Dataset records:
^^^^^^^^
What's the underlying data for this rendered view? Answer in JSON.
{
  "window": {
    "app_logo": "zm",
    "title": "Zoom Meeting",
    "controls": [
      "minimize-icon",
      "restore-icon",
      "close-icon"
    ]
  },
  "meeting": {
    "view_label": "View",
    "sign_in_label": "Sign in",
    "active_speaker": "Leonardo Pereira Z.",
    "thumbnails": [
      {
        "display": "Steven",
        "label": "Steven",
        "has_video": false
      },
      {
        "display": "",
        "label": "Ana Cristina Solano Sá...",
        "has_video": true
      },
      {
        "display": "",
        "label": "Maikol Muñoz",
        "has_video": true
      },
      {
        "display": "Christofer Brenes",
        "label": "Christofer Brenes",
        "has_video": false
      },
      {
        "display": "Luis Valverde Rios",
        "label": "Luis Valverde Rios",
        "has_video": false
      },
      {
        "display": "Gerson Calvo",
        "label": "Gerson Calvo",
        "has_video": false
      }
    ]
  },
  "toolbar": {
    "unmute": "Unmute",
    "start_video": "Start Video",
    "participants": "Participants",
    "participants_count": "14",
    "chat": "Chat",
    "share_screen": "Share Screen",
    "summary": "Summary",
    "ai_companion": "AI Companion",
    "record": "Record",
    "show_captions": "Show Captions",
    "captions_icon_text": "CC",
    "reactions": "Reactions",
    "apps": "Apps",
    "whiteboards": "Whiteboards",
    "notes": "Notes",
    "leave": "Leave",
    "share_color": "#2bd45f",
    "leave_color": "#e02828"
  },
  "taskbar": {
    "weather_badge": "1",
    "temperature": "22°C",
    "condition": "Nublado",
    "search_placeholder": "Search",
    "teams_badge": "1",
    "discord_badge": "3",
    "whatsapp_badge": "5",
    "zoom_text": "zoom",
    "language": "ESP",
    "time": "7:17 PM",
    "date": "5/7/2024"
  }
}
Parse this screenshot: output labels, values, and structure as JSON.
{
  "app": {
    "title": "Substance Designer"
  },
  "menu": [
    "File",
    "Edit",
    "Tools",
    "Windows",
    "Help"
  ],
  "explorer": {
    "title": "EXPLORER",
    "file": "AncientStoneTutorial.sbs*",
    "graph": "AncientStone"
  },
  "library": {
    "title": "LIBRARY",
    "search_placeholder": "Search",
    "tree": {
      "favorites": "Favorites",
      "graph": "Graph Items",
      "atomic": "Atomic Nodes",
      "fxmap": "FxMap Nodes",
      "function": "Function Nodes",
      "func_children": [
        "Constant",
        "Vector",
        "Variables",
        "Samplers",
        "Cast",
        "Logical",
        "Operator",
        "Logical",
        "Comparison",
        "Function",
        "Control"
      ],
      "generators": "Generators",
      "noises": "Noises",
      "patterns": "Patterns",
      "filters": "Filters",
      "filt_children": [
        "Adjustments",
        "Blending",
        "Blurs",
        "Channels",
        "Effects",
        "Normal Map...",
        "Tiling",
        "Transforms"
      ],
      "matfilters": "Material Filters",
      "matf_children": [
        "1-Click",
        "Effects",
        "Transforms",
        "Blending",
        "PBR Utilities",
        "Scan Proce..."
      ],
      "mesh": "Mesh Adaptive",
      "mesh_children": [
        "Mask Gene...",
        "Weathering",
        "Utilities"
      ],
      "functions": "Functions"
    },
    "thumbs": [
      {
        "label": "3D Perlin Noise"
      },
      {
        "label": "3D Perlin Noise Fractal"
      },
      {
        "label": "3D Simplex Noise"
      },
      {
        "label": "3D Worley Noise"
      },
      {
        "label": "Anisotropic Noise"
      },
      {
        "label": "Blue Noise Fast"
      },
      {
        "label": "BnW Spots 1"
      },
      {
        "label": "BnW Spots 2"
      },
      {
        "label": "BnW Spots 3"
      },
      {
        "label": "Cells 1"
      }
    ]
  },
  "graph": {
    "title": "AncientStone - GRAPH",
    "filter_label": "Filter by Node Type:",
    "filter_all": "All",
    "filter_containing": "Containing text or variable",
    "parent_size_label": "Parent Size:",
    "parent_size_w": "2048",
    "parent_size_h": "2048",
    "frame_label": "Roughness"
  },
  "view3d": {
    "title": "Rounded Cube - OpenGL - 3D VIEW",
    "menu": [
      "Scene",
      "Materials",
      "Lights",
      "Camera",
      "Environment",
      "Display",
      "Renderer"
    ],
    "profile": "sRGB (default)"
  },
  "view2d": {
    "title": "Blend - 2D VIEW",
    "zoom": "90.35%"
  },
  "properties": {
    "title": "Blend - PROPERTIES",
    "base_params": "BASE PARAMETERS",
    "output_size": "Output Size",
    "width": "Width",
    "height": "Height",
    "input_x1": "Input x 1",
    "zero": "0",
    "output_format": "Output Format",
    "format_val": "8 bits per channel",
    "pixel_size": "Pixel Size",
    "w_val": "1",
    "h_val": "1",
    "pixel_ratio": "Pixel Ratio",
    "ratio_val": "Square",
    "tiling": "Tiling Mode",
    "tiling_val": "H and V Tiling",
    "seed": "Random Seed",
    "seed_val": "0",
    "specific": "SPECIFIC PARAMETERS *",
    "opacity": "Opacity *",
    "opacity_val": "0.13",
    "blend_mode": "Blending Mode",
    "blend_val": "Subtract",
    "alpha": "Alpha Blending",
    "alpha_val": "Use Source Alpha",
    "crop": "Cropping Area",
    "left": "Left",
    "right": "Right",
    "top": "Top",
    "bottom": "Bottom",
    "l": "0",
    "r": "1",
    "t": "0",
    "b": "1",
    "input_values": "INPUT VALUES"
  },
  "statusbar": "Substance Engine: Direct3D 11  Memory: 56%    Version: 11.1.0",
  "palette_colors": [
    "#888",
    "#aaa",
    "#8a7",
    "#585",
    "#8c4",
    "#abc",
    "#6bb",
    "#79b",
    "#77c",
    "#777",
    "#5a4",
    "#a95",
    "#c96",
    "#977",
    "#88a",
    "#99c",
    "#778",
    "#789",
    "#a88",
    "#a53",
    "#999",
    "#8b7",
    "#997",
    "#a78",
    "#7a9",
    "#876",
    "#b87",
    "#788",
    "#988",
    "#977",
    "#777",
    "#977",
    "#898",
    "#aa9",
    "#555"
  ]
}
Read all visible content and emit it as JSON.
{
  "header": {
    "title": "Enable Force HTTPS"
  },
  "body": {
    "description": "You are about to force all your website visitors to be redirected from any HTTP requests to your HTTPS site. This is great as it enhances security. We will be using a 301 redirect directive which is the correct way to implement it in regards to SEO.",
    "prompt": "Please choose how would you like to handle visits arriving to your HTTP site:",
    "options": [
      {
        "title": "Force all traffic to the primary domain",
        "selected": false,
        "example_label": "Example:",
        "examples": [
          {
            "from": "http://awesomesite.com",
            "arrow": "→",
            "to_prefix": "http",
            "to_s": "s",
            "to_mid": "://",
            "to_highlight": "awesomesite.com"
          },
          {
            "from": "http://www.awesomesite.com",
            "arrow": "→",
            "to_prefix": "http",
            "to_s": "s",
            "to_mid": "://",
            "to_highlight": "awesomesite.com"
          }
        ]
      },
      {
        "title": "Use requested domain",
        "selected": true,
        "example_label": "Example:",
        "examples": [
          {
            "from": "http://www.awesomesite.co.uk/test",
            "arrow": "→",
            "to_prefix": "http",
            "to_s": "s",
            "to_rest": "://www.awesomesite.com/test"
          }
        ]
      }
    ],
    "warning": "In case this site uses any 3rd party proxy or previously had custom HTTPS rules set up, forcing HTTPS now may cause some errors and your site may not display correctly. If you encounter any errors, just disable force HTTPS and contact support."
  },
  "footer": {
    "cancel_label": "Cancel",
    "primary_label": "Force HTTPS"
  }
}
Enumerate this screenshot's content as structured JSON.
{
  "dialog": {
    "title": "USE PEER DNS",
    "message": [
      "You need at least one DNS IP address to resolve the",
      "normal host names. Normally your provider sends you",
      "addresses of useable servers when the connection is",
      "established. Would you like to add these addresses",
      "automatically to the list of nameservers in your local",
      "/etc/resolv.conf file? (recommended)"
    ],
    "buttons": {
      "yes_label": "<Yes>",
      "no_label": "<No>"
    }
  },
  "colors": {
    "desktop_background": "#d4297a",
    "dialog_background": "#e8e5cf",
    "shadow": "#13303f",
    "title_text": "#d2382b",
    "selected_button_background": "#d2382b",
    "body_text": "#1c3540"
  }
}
^^^^^^^^
Task to complete: In how many lines of the data does the string "Valverde" appear? Give only the number.

Expected output: 2